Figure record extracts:

- - - -

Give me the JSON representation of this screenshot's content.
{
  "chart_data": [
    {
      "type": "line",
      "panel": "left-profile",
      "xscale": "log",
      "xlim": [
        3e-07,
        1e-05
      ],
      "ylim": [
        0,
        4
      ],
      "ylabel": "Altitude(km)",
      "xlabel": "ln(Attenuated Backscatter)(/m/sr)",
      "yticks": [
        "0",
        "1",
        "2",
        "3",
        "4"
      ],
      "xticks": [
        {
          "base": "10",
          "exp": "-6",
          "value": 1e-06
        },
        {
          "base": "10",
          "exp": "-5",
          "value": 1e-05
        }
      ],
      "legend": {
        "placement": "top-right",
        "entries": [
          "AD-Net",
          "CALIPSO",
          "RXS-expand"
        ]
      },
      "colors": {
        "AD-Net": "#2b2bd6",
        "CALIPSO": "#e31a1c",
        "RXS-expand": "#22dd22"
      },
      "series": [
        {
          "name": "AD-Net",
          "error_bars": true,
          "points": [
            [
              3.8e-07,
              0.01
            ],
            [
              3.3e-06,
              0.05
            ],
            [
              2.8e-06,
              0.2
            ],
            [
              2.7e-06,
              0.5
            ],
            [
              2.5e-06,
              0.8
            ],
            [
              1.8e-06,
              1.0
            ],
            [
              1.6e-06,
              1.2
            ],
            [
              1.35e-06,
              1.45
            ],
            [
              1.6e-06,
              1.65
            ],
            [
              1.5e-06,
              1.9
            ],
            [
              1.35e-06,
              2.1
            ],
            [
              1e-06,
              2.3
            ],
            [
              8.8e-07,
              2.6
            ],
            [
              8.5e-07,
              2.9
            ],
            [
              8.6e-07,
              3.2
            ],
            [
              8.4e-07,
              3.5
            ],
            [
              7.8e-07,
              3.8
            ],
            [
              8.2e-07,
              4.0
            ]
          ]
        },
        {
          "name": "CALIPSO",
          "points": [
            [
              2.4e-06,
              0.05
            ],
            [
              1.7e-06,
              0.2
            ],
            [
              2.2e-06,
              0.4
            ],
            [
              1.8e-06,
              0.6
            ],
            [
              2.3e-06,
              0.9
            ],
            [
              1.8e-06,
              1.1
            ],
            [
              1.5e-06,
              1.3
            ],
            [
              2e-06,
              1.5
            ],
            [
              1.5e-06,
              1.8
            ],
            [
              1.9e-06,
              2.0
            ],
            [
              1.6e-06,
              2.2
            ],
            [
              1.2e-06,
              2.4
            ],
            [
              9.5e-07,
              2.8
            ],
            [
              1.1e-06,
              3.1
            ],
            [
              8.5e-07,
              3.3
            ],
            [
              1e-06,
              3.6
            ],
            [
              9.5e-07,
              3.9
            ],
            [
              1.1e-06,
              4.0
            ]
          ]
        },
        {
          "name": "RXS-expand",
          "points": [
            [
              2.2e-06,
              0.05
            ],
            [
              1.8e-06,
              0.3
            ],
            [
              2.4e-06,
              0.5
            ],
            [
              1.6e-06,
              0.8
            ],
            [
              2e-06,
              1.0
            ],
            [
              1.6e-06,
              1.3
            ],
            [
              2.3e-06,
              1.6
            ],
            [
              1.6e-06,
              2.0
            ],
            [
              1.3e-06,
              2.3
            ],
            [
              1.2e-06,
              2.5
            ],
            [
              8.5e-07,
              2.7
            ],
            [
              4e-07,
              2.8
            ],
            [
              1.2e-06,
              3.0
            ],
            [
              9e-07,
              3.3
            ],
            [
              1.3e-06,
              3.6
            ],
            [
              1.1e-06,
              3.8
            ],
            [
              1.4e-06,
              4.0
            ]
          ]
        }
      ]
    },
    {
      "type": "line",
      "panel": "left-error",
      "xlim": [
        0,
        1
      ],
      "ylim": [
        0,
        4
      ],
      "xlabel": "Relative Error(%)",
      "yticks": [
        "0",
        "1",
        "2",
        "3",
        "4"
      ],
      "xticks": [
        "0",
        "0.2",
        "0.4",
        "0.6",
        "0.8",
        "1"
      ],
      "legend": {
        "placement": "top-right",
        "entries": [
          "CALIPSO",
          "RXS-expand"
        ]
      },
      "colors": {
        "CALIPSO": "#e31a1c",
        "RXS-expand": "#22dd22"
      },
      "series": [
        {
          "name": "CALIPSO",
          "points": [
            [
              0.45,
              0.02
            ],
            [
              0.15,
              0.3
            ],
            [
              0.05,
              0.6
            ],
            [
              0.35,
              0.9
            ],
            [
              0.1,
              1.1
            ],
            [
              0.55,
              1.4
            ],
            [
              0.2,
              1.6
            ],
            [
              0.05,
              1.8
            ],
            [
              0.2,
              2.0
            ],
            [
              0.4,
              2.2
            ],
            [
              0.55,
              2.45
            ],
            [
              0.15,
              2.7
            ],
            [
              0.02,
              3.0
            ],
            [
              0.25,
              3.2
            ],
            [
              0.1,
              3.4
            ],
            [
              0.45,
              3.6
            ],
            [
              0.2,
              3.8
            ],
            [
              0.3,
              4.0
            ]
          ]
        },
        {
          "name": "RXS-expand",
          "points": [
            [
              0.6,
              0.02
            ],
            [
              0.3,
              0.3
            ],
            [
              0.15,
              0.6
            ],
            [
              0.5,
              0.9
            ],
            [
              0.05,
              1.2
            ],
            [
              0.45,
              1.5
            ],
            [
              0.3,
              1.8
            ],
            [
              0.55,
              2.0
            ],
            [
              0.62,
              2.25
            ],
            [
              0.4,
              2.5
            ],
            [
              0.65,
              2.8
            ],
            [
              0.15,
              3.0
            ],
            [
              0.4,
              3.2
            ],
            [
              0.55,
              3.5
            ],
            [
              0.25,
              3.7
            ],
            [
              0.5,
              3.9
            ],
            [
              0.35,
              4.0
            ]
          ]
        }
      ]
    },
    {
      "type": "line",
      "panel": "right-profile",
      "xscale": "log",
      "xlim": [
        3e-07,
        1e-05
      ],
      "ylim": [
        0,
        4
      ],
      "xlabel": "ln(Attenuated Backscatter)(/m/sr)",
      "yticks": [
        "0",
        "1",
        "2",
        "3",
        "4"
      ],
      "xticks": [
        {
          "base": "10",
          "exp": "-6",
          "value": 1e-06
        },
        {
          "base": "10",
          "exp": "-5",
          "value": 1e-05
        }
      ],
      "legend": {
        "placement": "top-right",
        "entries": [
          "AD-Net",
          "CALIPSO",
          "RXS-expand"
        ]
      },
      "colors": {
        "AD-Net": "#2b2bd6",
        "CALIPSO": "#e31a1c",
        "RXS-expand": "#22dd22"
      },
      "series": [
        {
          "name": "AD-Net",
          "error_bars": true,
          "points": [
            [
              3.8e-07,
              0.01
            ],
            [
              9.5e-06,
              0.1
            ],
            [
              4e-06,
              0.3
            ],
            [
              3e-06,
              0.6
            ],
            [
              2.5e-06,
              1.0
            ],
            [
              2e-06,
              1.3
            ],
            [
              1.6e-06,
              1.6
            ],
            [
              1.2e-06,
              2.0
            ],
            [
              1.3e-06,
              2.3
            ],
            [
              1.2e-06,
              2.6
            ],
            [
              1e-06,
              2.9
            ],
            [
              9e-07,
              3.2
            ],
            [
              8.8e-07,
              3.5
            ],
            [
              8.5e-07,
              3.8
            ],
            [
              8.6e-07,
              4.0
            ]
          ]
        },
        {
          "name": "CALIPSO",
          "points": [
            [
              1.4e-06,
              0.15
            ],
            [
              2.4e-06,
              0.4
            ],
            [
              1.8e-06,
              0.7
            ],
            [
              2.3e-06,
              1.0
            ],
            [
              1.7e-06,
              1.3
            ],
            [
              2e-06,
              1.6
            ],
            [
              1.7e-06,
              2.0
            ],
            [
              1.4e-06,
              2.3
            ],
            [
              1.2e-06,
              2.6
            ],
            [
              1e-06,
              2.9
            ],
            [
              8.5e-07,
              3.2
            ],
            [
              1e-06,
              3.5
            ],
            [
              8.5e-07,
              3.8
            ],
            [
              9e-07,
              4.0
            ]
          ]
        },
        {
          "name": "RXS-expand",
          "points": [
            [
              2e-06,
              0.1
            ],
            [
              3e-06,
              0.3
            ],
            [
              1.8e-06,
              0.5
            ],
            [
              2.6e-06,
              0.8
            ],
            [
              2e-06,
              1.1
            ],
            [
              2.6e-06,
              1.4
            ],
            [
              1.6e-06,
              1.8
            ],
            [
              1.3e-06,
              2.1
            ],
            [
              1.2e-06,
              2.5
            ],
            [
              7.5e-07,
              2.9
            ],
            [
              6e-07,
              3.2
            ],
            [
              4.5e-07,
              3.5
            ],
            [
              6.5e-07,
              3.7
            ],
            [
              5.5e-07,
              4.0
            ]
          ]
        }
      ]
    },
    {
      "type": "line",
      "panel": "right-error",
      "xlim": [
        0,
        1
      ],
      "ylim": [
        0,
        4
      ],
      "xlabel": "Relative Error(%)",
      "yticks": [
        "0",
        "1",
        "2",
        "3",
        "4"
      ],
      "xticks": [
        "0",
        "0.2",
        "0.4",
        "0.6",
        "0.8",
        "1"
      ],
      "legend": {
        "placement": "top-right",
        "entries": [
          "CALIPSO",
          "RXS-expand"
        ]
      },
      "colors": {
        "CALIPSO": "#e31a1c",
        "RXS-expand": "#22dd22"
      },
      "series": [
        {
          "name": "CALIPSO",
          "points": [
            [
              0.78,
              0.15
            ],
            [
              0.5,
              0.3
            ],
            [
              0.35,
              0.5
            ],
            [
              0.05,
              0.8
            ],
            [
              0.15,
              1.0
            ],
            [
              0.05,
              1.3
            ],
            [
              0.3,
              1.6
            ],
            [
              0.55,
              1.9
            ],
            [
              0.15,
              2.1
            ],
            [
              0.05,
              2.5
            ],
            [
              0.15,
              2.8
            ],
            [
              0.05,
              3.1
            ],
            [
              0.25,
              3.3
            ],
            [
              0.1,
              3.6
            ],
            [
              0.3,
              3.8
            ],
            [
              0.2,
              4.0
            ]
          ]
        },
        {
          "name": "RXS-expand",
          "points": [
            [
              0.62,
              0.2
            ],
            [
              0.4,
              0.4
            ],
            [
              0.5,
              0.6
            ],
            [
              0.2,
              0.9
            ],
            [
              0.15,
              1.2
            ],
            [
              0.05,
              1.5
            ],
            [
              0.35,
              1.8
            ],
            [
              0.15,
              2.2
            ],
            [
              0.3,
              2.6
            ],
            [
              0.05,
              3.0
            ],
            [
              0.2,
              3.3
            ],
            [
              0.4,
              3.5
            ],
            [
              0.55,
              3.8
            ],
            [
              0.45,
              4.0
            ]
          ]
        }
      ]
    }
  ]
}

- - - -

Filter the records down to the lines that contain the string "panel", and copy those lines.

* [Output below]:
      "panel": "left-profile",
      "panel": "left-error",
      "panel": "right-profile",
      "panel": "right-error",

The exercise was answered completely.